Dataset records

## begin

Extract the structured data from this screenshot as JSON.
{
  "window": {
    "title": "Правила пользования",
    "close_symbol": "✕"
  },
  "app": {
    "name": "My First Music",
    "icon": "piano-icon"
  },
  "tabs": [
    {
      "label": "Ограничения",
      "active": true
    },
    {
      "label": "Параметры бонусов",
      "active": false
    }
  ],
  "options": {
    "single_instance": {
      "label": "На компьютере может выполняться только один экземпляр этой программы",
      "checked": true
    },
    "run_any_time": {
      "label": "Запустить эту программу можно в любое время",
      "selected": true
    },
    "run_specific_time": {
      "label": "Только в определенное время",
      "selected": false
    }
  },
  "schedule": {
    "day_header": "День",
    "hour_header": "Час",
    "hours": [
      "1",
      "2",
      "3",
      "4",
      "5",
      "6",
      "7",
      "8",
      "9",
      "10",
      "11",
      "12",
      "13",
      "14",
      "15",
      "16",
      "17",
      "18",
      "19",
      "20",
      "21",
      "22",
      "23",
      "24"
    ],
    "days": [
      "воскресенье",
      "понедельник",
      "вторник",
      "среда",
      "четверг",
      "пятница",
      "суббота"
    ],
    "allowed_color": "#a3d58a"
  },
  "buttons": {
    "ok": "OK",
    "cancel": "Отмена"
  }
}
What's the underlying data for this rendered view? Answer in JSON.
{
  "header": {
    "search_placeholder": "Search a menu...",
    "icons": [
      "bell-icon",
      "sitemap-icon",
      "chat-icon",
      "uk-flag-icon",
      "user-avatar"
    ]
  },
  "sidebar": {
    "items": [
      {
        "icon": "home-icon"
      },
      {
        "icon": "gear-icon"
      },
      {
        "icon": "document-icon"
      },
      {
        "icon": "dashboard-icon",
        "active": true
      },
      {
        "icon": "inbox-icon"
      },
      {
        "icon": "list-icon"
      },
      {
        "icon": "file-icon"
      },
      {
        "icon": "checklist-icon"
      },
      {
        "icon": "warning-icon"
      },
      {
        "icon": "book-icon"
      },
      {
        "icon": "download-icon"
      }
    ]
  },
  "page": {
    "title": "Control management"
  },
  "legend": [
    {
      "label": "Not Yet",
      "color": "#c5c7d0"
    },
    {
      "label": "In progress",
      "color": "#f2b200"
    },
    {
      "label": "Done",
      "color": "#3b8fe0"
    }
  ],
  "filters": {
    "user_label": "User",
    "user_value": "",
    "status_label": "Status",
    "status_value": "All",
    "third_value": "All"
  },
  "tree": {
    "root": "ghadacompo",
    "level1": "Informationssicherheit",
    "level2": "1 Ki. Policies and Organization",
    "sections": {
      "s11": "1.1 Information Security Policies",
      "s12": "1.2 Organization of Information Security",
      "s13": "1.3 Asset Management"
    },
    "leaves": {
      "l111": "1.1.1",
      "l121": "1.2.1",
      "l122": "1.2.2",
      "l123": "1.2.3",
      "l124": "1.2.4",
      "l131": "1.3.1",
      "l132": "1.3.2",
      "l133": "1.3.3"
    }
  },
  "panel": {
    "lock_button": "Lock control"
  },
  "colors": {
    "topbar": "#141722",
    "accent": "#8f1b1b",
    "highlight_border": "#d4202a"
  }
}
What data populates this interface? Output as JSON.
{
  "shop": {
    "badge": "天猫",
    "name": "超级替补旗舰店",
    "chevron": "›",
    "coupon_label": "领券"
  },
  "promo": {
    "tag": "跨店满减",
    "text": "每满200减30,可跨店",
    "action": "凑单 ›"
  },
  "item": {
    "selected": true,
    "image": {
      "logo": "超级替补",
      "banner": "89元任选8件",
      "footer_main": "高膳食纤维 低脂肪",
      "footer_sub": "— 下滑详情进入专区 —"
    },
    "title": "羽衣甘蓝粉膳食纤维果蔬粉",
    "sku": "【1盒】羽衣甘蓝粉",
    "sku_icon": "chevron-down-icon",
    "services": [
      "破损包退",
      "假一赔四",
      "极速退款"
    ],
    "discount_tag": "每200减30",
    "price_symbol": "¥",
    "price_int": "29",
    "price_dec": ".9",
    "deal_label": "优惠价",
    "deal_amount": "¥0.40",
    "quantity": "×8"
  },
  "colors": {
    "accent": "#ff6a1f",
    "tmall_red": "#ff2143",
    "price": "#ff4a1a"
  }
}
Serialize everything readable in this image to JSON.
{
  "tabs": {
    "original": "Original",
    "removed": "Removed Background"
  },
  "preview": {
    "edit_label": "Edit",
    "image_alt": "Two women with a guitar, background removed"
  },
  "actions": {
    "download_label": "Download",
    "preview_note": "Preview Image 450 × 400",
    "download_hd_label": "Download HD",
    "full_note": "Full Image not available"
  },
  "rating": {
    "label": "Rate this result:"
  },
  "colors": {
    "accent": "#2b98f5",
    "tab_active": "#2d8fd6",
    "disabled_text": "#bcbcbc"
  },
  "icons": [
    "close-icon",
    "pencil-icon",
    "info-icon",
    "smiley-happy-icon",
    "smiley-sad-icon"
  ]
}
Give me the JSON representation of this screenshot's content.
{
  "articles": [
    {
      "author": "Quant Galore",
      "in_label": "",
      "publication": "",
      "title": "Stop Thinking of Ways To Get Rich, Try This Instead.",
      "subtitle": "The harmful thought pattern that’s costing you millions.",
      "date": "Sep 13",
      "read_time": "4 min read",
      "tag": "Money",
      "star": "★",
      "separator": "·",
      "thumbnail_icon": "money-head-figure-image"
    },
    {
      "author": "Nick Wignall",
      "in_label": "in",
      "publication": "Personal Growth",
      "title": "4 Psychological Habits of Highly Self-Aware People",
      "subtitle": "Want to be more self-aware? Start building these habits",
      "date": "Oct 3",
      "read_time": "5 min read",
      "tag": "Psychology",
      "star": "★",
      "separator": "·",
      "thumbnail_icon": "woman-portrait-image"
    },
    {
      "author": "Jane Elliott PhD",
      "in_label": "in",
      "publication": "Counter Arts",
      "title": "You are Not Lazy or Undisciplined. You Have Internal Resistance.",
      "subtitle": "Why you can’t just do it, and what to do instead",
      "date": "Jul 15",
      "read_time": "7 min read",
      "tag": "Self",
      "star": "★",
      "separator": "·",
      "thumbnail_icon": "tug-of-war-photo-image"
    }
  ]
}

## end

DIRECTIONS
Show all lines from the records above where the word "screenshot" occurs.

SOLUTION TO THE PROBLEM
Extract the structured data from this screenshot as JSON.
Give me the JSON representation of this screenshot's content.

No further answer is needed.